##### Material for this task

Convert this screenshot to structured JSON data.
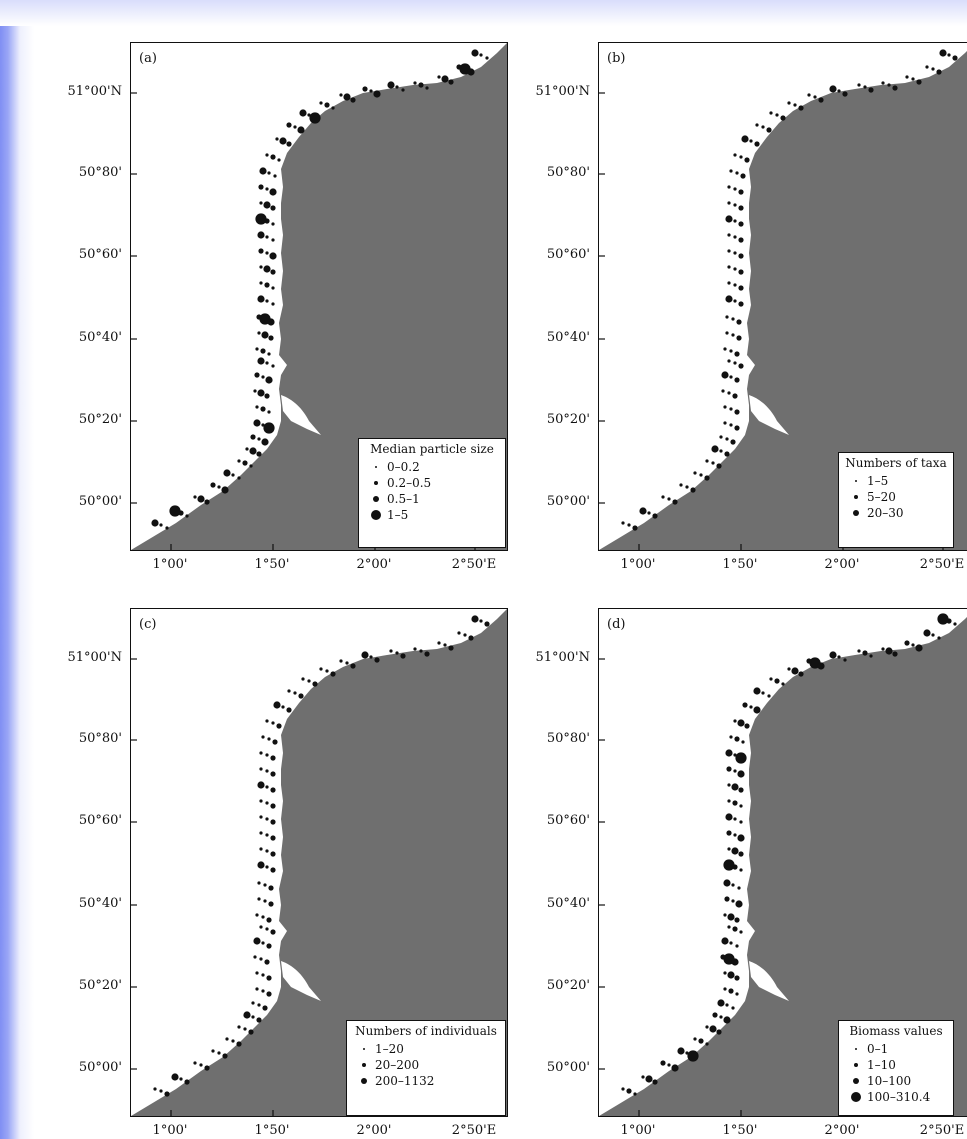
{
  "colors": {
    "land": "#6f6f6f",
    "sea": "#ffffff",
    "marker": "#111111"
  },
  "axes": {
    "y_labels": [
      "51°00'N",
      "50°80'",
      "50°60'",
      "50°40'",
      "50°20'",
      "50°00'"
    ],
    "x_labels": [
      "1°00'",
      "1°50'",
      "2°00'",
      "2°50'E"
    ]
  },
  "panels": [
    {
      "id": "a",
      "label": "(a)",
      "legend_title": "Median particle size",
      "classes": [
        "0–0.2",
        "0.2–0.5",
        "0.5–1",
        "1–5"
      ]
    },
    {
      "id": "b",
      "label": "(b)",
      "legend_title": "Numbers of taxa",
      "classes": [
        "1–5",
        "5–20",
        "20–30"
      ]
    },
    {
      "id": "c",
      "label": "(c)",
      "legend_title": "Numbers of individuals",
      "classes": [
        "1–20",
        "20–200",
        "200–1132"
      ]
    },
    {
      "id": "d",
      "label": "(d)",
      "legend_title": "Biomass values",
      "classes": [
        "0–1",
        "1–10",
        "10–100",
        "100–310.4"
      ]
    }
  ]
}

##########

Strip out the images, then output the records above word for word.

== Solution to this exercise ==
Convert this screenshot to structured JSON data.
{
  "colors": {
    "land": "#6f6f6f",
    "sea": "#ffffff",
    "marker": "#111111"
  },
  "axes": {
    "y_labels": [
      "51°00'N",
      "50°80'",
      "50°60'",
      "50°40'",
      "50°20'",
      "50°00'"
    ],
    "x_labels": [
      "1°00'",
      "1°50'",
      "2°00'",
      "2°50'E"
    ]
  },
  "panels": [
    {
      "id": "a",
      "label": "(a)",
      "legend_title": "Median particle size",
      "classes": [
        "0–0.2",
        "0.2–0.5",
        "0.5–1",
        "1–5"
      ]
    },
    {
      "id": "b",
      "label": "(b)",
      "legend_title": "Numbers of taxa",
      "classes": [
        "1–5",
        "5–20",
        "20–30"
      ]
    },
    {
      "id": "c",
      "label": "(c)",
      "legend_title": "Numbers of individuals",
      "classes": [
        "1–20",
        "20–200",
        "200–1132"
      ]
    },
    {
      "id": "d",
      "label": "(d)",
      "legend_title": "Biomass values",
      "classes": [
        "0–1",
        "1–10",
        "10–100",
        "100–310.4"
      ]
    }
  ]
}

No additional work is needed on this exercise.